Things to do:
a) In the bootstrapper setup steps, what does "#APPPATH" refer to?
b) Rewrite the part of the bootstrapper setup steps starting at "- To add a component, which" and ending at "want to install).", swapping "right click" for "double-click".

3 Add all the necessary components, checks etc..
- To add a component, which would for example be a pre-requisite that needs to be installed, right click on the “install” setup configuration. Add –> Components –> Exe Component (you would choose the option that matches the type of component you want to install).
- One Of our Components is “Windows Imaging Component”
- Once you have added a component select the component in the list and edit the settings on the right and side.
- Add in names for “display_name” and “id”. (these can be the same)
- Under the “Install” section fill in the path of the “executable”. for example "#APPPATH\presetup\wic_x86_enu.exe" /norestart /quiet
- “#APPPATH” is the directory from which this bootstrapper will be run
- “wic_x86_enu.exe” is the name of our Windows Imaging Component executable.
- “/norestart /quiet” are the parameters that the executable will run with.
- Under “Operating System” set the “os_filter_max” and “os_filter_min”

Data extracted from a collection
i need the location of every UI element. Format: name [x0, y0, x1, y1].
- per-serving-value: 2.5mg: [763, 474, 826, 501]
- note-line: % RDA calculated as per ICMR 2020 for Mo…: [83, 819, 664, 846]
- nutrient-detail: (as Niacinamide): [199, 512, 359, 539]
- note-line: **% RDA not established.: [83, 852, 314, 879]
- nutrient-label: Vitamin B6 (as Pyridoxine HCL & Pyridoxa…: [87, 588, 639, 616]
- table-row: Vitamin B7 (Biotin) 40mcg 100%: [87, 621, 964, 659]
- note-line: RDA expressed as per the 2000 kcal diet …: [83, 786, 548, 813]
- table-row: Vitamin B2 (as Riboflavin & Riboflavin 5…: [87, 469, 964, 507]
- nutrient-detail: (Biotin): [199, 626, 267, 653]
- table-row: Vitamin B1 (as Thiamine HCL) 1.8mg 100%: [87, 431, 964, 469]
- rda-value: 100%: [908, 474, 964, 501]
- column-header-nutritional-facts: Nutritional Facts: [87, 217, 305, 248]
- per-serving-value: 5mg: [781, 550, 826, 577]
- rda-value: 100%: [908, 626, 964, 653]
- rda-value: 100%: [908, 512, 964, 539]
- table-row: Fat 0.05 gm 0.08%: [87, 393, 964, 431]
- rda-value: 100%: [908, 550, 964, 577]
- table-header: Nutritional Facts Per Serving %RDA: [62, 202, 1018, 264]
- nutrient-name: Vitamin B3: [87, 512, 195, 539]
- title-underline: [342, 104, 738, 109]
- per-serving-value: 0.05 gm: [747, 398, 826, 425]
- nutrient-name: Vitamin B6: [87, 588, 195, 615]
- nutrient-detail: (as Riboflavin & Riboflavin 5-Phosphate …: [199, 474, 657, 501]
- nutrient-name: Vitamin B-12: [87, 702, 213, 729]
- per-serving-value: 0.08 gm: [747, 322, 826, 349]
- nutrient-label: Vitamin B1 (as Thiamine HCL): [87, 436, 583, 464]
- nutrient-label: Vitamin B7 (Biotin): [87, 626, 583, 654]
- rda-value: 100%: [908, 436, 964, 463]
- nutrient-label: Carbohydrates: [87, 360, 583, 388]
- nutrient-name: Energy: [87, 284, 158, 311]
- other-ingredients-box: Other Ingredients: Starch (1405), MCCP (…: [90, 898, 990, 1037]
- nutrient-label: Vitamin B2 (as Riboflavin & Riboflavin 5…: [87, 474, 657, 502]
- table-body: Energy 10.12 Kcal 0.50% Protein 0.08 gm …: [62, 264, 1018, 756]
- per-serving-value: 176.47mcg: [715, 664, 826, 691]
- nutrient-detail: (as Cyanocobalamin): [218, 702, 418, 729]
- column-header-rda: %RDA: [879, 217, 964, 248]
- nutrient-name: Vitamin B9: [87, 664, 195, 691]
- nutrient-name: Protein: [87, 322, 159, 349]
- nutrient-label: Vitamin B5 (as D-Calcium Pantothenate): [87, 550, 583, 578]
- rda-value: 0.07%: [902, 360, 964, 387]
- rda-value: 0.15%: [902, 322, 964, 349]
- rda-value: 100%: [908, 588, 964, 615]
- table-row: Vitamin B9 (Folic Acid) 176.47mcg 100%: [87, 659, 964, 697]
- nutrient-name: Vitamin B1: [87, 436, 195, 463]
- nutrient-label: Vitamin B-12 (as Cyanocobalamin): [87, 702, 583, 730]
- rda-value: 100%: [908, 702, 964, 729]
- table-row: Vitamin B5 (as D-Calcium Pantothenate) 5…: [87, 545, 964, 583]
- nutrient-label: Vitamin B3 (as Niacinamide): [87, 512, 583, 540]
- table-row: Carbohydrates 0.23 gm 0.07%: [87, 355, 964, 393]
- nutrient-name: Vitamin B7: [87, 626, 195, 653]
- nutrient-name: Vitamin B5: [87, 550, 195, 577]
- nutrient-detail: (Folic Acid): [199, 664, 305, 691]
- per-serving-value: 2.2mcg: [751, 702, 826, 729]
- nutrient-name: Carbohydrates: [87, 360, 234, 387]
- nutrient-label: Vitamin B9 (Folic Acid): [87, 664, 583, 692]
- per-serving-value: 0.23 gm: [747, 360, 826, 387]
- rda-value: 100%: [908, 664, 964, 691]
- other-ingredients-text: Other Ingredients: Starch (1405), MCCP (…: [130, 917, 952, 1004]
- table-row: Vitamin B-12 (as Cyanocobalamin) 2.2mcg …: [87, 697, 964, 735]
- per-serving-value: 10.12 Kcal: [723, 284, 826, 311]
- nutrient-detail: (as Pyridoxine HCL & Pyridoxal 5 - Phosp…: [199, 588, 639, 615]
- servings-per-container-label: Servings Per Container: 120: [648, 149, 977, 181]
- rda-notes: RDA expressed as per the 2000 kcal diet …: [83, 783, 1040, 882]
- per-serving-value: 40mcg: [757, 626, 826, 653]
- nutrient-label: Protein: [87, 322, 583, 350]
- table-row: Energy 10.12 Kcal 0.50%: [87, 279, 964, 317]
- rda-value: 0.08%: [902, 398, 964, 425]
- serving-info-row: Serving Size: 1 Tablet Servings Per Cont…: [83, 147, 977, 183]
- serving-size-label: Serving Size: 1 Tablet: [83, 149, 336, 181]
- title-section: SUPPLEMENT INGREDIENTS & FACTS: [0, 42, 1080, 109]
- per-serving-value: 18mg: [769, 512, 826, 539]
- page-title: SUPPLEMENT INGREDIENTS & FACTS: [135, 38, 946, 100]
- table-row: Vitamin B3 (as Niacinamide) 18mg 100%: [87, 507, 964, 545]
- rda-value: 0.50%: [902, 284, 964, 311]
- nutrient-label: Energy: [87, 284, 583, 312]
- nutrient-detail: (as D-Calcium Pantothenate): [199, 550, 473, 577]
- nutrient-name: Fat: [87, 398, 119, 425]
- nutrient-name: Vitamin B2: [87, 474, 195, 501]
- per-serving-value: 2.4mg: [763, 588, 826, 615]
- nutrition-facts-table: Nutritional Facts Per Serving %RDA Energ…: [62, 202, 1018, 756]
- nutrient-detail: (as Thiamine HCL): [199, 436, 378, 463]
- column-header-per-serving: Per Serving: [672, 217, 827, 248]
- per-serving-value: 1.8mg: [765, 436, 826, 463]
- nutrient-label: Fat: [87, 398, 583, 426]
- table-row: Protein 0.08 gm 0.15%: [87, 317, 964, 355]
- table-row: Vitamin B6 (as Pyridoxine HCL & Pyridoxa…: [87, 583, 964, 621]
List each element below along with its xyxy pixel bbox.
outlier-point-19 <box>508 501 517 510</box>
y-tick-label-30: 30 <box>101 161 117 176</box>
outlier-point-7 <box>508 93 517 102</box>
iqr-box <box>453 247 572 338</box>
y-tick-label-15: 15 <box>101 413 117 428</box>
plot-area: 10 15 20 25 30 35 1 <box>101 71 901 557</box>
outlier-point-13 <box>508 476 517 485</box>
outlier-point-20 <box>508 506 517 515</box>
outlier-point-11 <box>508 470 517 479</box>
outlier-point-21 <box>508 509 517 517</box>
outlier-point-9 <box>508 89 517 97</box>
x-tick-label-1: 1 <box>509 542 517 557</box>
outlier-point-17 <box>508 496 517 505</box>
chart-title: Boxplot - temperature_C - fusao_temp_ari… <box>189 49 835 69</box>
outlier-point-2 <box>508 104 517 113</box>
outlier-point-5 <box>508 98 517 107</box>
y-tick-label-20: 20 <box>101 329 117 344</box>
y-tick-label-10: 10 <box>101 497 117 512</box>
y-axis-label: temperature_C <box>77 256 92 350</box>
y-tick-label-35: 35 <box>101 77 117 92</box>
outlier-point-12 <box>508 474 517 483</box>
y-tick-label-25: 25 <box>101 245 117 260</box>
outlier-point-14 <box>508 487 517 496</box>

Answers in order:
a) It is the directory from which the bootstrapper will be run.

b)
- To add a component, which would for example be a pre-requisite that needs to be installed, double-click on the “install” setup configuration. Add –> Components –> Exe Component (you would choose the option that matches the type of component you want to install).